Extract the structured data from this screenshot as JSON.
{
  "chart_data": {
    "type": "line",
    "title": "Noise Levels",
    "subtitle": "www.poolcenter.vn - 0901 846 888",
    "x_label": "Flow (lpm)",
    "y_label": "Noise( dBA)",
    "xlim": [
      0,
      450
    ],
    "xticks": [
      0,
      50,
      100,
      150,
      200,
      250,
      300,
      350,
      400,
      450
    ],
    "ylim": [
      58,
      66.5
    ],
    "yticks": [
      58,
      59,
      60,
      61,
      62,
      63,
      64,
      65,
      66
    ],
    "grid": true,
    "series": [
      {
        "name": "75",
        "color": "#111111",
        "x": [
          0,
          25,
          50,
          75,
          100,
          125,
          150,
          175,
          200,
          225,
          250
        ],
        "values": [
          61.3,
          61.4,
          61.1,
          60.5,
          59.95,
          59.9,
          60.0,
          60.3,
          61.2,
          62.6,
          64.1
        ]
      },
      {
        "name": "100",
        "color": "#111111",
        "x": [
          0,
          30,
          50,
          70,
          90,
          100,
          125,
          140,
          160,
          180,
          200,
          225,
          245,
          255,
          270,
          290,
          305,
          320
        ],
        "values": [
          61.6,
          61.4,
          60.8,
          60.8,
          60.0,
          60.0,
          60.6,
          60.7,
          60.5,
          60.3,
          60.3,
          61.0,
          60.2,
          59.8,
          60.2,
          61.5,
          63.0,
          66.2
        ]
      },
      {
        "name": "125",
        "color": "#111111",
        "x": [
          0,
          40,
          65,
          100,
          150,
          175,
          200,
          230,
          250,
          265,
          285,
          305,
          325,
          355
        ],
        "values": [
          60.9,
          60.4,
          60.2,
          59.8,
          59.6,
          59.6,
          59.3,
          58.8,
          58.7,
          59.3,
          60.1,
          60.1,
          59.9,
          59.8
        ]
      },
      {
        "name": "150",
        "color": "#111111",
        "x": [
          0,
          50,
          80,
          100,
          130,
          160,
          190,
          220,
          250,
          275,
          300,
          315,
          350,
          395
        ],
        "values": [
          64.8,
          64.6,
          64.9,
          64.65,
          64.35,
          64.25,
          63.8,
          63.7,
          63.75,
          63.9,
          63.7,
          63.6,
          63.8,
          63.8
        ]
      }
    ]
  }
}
------------------------------------------------------------------------
- [EXERCISE BRIEF] For the listing above, identify each line bearing "Noise".

- [OUTPUT FOR THIS EXERCISE]
    "title": "Noise Levels",
    "y_label": "Noise( dBA)",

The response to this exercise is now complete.